WRITTEN INSTRUCTION:
In the passage below on costs and bankruptcy, rewrite the part between "The Trustees submit" and "per Kirby J.", inclusive, substituting "Applicants" for "Trustees".

The Trustees submit that the relevant question is, however, whether the proceeding in which the application for costs is made is itself a legal proceeding in respect of a provable debt.
The Trustees note Kirby J’s minority judgment in Foots where his Honour considered that one of the central purposes of bankruptcy, and s 58(3) of the Act in particular, is the objective of “freeing” the bankrupt “not only from debts, but from contracts, liabilities, engagements, and contingencies of every kind”.[10] His Honour noted that although this objective is not unqualified and in fact is subject to various particular exceptions “the overall purpose of bankruptcy law remains applicable, namely to give those brought under the discipline of the Act a fresh start”.[11]
[10]Foots at [124] per Kirby J, citing Ex parte Llynvi Coal & Iron Co; In re Hide (1871) LR 7 Ch App 28 at 32.
[11]Ibid [125] per Kirby J.

SUPPLIED INFORMATION:
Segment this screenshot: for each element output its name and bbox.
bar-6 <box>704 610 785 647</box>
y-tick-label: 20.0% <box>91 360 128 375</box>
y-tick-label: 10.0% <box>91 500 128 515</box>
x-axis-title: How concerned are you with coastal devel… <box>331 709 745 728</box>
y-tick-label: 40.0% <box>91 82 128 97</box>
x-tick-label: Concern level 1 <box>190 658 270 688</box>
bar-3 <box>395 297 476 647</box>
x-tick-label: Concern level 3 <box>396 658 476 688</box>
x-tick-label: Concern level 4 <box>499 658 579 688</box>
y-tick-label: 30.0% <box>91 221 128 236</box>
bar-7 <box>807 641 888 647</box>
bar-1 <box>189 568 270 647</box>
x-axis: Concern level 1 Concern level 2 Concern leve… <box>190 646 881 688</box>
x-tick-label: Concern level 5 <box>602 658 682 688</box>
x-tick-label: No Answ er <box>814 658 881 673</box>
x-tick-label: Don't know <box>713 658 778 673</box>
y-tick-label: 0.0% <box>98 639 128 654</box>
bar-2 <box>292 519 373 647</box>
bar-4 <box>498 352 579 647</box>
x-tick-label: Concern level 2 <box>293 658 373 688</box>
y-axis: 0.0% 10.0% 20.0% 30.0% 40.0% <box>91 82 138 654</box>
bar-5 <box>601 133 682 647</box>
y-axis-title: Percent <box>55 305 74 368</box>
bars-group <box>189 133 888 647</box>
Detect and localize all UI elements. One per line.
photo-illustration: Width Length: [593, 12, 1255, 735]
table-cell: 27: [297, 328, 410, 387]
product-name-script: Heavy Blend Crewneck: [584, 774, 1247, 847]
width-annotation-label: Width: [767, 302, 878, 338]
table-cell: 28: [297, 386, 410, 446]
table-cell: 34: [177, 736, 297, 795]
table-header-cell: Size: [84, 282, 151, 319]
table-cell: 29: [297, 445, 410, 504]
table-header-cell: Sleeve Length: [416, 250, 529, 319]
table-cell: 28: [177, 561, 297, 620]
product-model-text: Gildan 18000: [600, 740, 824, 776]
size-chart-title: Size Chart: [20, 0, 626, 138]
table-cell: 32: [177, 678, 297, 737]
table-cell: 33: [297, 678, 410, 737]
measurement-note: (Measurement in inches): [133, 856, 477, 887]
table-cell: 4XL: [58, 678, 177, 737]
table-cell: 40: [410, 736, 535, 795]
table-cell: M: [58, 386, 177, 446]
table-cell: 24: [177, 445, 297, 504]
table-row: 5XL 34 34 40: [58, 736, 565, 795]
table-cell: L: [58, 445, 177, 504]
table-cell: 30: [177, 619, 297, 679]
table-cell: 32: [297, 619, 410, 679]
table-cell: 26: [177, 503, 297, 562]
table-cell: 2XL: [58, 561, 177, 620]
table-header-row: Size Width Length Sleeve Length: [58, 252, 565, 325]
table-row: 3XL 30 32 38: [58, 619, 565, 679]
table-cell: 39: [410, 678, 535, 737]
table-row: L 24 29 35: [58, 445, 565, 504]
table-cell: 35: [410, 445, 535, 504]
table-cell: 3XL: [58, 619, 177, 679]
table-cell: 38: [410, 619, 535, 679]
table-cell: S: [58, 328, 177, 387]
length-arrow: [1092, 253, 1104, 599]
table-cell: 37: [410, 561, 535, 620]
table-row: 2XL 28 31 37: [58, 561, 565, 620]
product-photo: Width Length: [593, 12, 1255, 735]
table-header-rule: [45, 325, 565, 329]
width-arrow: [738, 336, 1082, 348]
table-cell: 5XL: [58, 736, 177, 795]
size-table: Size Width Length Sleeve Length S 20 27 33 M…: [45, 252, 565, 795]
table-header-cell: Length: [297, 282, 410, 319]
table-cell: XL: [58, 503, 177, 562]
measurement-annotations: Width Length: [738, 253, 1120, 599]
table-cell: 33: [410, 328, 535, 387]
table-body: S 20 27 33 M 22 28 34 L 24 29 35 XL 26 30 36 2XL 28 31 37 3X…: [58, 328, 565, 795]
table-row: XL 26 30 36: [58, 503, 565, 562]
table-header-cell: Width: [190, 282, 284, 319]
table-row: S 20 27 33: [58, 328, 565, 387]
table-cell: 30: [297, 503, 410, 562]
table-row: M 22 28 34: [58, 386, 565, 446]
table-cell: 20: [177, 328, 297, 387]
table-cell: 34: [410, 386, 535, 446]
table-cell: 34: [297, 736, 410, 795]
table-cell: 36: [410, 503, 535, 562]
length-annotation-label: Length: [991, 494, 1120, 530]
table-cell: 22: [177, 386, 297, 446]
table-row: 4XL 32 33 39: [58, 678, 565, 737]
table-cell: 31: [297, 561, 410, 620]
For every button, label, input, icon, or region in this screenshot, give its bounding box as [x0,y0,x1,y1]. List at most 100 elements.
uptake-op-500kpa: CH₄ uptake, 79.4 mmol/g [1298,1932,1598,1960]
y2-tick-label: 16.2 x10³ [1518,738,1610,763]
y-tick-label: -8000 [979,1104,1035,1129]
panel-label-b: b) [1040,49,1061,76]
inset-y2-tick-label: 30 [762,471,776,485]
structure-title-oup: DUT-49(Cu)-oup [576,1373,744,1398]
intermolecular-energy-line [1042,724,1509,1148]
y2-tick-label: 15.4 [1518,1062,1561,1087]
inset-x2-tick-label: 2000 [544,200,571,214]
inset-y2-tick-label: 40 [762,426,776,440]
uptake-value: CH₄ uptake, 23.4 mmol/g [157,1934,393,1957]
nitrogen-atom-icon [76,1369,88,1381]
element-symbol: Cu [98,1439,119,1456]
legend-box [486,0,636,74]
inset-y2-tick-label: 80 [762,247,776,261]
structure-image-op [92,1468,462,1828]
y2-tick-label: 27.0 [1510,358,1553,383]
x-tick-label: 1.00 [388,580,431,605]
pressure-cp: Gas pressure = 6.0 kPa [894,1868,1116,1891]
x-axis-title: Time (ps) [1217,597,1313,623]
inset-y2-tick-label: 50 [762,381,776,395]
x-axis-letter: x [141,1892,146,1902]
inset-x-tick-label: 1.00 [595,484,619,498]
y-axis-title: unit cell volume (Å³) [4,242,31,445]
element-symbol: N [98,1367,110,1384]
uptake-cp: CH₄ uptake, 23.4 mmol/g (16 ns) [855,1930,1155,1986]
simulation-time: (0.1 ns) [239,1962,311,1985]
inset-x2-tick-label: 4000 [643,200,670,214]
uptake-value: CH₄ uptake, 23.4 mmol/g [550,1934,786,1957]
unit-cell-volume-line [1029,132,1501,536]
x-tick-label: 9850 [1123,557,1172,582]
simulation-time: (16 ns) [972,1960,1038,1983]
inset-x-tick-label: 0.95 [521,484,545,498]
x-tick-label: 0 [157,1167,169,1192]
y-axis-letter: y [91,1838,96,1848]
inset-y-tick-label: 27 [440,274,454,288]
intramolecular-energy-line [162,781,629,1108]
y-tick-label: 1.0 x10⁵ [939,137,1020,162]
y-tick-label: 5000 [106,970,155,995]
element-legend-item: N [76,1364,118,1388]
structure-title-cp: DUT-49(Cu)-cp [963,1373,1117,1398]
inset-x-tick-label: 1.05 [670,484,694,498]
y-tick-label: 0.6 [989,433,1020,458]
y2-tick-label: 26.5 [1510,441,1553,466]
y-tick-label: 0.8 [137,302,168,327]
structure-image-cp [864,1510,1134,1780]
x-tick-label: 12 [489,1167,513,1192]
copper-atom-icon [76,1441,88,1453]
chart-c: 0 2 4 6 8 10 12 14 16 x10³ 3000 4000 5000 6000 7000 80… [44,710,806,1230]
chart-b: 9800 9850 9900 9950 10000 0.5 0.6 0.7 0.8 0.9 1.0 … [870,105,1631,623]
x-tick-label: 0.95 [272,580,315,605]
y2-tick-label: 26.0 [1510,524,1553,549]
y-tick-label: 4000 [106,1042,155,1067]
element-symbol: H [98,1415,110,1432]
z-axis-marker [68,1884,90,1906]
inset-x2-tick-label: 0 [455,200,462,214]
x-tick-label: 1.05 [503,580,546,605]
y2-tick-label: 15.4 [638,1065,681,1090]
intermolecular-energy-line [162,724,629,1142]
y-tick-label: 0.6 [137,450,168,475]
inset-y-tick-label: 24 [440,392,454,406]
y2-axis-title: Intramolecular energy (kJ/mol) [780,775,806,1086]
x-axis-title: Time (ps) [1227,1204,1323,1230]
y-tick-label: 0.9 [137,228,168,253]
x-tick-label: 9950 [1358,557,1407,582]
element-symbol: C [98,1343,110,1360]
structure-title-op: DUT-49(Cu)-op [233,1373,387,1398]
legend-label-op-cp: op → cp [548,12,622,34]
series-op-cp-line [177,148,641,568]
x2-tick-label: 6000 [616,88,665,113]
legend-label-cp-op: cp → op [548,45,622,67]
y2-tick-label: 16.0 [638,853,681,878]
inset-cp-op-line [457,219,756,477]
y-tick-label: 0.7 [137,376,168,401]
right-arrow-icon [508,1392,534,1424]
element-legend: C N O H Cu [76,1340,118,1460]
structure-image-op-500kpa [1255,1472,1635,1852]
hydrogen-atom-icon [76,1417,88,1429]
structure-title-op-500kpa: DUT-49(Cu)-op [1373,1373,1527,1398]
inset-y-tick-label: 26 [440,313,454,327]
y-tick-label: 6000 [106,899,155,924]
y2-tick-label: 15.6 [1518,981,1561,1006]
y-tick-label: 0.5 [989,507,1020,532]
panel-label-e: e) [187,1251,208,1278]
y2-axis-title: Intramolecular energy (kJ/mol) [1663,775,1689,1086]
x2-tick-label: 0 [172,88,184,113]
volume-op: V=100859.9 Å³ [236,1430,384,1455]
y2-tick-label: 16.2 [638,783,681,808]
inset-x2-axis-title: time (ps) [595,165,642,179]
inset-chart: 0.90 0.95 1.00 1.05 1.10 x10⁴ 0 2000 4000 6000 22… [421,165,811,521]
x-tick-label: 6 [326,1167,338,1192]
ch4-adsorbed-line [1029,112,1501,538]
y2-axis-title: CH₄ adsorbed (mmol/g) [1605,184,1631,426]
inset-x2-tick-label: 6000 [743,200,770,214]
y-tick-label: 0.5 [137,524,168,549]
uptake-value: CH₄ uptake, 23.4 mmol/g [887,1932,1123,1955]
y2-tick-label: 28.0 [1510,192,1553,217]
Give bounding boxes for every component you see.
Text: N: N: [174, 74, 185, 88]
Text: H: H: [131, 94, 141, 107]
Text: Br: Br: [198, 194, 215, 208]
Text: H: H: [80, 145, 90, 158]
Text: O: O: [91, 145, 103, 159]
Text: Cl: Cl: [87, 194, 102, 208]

THE COMPLETED TASK:
The Applicants submit that the relevant question is, however, whether the proceeding in which the application for costs is made is itself a legal proceeding in respect of a provable debt.
The Applicants note Kirby J’s minority judgment in Foots where his Honour considered that one of the central purposes of bankruptcy, and s 58(3) of the Act in particular, is the objective of “freeing” the bankrupt “not only from debts, but from contracts, liabilities, engagements, and contingencies of every kind”.[10] His Honour noted that although this objective is not unqualified and in fact is subject to various particular exceptions “the overall purpose of bankruptcy law remains applicable, namely to give those brought under the discipline of the Act a fresh start”.[11]
[10]Foots at [124] per Kirby J, citing Ex parte Llynvi Coal & Iron Co; In re Hide (1871) LR 7 Ch App 28 at 32.
[11]Ibid [125] per Kirby J.